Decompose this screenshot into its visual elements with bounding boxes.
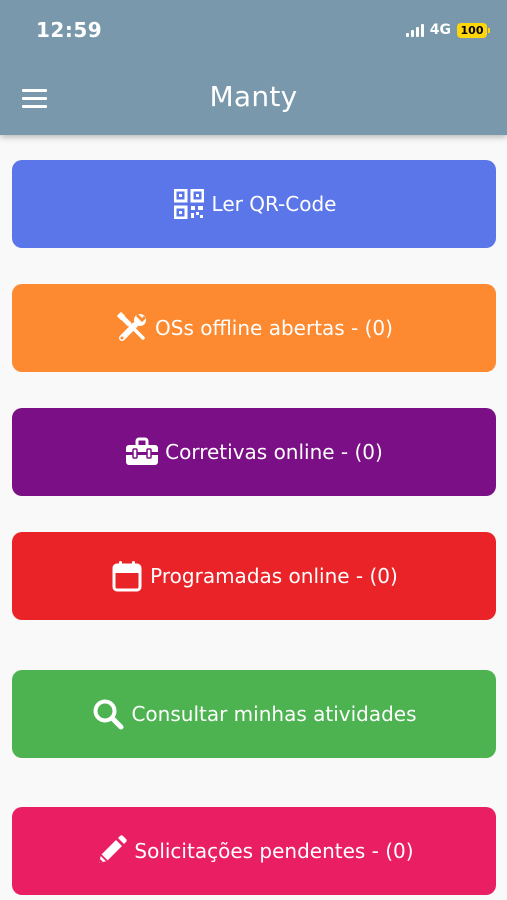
app-header: 12:59 4G 100 Manty: [0, 0, 507, 135]
offline-open-orders-button[interactable]: OSs offline abertas - (0): [12, 284, 496, 372]
app-screen: 12:59 4G 100 Manty Ler QR-Code OSs offli…: [0, 0, 507, 900]
network-type: 4G: [429, 22, 451, 38]
pencil-icon: [94, 834, 128, 868]
page-title: Manty: [209, 80, 298, 113]
status-time: 12:59: [36, 18, 103, 42]
tools-icon: [115, 311, 149, 345]
signal-icon: [405, 23, 424, 37]
read-qr-code-label: Ler QR-Code: [211, 192, 337, 216]
read-qr-code-button[interactable]: Ler QR-Code: [12, 160, 496, 248]
online-corrective-label: Corretivas online - (0): [165, 440, 383, 464]
online-corrective-button[interactable]: Corretivas online - (0): [12, 408, 496, 496]
toolbox-icon: [125, 435, 159, 469]
calendar-icon: [110, 559, 144, 593]
pending-requests-label: Solicitações pendentes - (0): [134, 839, 414, 863]
status-indicators: 4G 100: [405, 22, 490, 38]
pending-requests-button[interactable]: Solicitações pendentes - (0): [12, 807, 496, 895]
my-activities-button[interactable]: Consultar minhas atividades: [12, 670, 496, 758]
search-icon: [91, 697, 125, 731]
my-activities-label: Consultar minhas atividades: [131, 702, 417, 726]
battery-icon: 100: [457, 22, 490, 38]
offline-open-orders-label: OSs offline abertas - (0): [155, 316, 393, 340]
online-scheduled-label: Programadas online - (0): [150, 564, 398, 588]
online-scheduled-button[interactable]: Programadas online - (0): [12, 532, 496, 620]
qr-code-icon: [172, 187, 206, 221]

### AIM
Turn each line of the records above into a JSON list of strings, one string per line, with blank lines omitted. Leave the picture out of the list.

### TASK SOLUTION
[
  "Decompose this screenshot into its visual elements with bounding boxes.",
  "app-header: 12:59 4G 100 Manty: [0, 0, 507, 135]",
  "offline-open-orders-button[interactable]: OSs offline abertas - (0): [12, 284, 496, 372]",
  "app-screen: 12:59 4G 100 Manty Ler QR-Code OSs offli…: [0, 0, 507, 900]",
  "network-type: 4G: [429, 22, 451, 38]",
  "pencil-icon: [94, 834, 128, 868]",
  "page-title: Manty: [209, 80, 298, 113]",
  "status-time: 12:59: [36, 18, 103, 42]",
  "tools-icon: [115, 311, 149, 345]",
  "signal-icon: [405, 23, 424, 37]",
  "read-qr-code-label: Ler QR-Code: [211, 192, 337, 216]",
  "read-qr-code-button[interactable]: Ler QR-Code: [12, 160, 496, 248]",
  "online-corrective-label: Corretivas online - (0): [165, 440, 383, 464]",
  "online-corrective-button[interactable]: Corretivas online - (0): [12, 408, 496, 496]",
  "toolbox-icon: [125, 435, 159, 469]",
  "calendar-icon: [110, 559, 144, 593]",
  "pending-requests-label: Solicitações pendentes - (0): [134, 839, 414, 863]",
  "status-indicators: 4G 100: [405, 22, 490, 38]",
  "pending-requests-button[interactable]: Solicitações pendentes - (0): [12, 807, 496, 895]",
  "my-activities-button[interactable]: Consultar minhas atividades: [12, 670, 496, 758]",
  "search-icon: [91, 697, 125, 731]",
  "my-activities-label: Consultar minhas atividades: [131, 702, 417, 726]",
  "battery-icon: 100: [457, 22, 490, 38]",
  "offline-open-orders-label: OSs offline abertas - (0): [155, 316, 393, 340]",
  "online-scheduled-label: Programadas online - (0): [150, 564, 398, 588]",
  "online-scheduled-button[interactable]: Programadas online - (0): [12, 532, 496, 620]",
  "qr-code-icon: [172, 187, 206, 221]"
]